Problem statement: Go through the listing and copy every line word for word.

Provided data:
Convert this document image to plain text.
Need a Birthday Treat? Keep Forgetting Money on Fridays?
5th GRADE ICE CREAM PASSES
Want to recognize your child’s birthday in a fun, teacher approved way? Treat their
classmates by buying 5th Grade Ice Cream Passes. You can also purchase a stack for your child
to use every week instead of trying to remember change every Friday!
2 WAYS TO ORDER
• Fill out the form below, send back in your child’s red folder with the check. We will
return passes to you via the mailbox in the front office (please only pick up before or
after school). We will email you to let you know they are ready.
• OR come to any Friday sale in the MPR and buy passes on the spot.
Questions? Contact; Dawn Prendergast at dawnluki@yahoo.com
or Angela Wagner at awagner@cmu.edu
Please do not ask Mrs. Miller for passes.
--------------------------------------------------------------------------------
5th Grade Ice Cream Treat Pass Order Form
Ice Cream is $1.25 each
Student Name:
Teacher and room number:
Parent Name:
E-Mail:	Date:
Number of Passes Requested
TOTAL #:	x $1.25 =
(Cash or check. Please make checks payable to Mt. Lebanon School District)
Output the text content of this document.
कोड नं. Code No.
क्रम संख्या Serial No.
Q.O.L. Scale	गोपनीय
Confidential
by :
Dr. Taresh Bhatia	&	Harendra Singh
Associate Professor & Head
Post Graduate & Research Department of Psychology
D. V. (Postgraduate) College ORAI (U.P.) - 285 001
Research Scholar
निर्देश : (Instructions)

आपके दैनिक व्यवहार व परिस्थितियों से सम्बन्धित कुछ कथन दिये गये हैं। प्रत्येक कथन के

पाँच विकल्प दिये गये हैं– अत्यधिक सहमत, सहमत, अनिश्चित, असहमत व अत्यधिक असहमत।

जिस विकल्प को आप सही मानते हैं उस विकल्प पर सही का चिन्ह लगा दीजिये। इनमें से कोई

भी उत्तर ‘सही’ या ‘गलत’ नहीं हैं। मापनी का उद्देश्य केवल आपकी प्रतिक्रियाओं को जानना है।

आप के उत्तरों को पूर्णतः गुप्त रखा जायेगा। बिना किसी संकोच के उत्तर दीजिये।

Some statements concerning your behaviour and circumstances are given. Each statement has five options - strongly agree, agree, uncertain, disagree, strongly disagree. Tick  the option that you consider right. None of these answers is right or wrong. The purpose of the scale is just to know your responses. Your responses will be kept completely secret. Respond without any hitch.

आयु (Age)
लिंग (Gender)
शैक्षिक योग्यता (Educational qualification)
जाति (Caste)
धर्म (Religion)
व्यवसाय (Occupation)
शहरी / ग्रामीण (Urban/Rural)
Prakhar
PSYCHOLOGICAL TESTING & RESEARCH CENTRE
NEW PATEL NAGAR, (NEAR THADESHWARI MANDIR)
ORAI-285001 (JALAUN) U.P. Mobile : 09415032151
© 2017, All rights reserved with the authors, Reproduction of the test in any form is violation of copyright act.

Solution to this task:
Convert this document image to plain text.
Need a Birthday Treat? Keep Forgetting Money on Fridays?
5th GRADE ICE CREAM PASSES
Want to recognize your child’s birthday in a fun, teacher approved way? Treat their
classmates by buying 5th Grade Ice Cream Passes. You can also purchase a stack for your child
to use every week instead of trying to remember change every Friday!
2 WAYS TO ORDER
• Fill out the form below, send back in your child’s red folder with the check. We will
return passes to you via the mailbox in the front office (please only pick up before or
after school). We will email you to let you know they are ready.
• OR come to any Friday sale in the MPR and buy passes on the spot.
Questions? Contact; Dawn Prendergast at dawnluki@yahoo.com
or Angela Wagner at awagner@cmu.edu
Please do not ask Mrs. Miller for passes.
--------------------------------------------------------------------------------
5th Grade Ice Cream Treat Pass Order Form
Ice Cream is $1.25 each
Student Name:
Teacher and room number:
Parent Name:
E-Mail:	Date:
Number of Passes Requested
TOTAL #:	x $1.25 =
(Cash or check. Please make checks payable to Mt. Lebanon School District)
Output the text content of this document.
कोड नं. Code No.
क्रम संख्या Serial No.
Q.O.L. Scale	गोपनीय
Confidential
by :
Dr. Taresh Bhatia	&	Harendra Singh
Associate Professor & Head
Post Graduate & Research Department of Psychology
D. V. (Postgraduate) College ORAI (U.P.) - 285 001
Research Scholar
निर्देश : (Instructions)

आपके दैनिक व्यवहार व परिस्थितियों से सम्बन्धित कुछ कथन दिये गये हैं। प्रत्येक कथन के

पाँच विकल्प दिये गये हैं– अत्यधिक सहमत, सहमत, अनिश्चित, असहमत व अत्यधिक असहमत।

जिस विकल्प को आप सही मानते हैं उस विकल्प पर सही का चिन्ह लगा दीजिये। इनमें से कोई

भी उत्तर ‘सही’ या ‘गलत’ नहीं हैं। मापनी का उद्देश्य केवल आपकी प्रतिक्रियाओं को जानना है।

आप के उत्तरों को पूर्णतः गुप्त रखा जायेगा। बिना किसी संकोच के उत्तर दीजिये।

Some statements concerning your behaviour and circumstances are given. Each statement has five options - strongly agree, agree, uncertain, disagree, strongly disagree. Tick  the option that you consider right. None of these answers is right or wrong. The purpose of the scale is just to know your responses. Your responses will be kept completely secret. Respond without any hitch.

आयु (Age)
लिंग (Gender)
शैक्षिक योग्यता (Educational qualification)
जाति (Caste)
धर्म (Religion)
व्यवसाय (Occupation)
शहरी / ग्रामीण (Urban/Rural)
Prakhar
PSYCHOLOGICAL TESTING & RESEARCH CENTRE
NEW PATEL NAGAR, (NEAR THADESHWARI MANDIR)
ORAI-285001 (JALAUN) U.P. Mobile : 09415032151
© 2017, All rights reserved with the authors, Reproduction of the test in any form is violation of copyright act.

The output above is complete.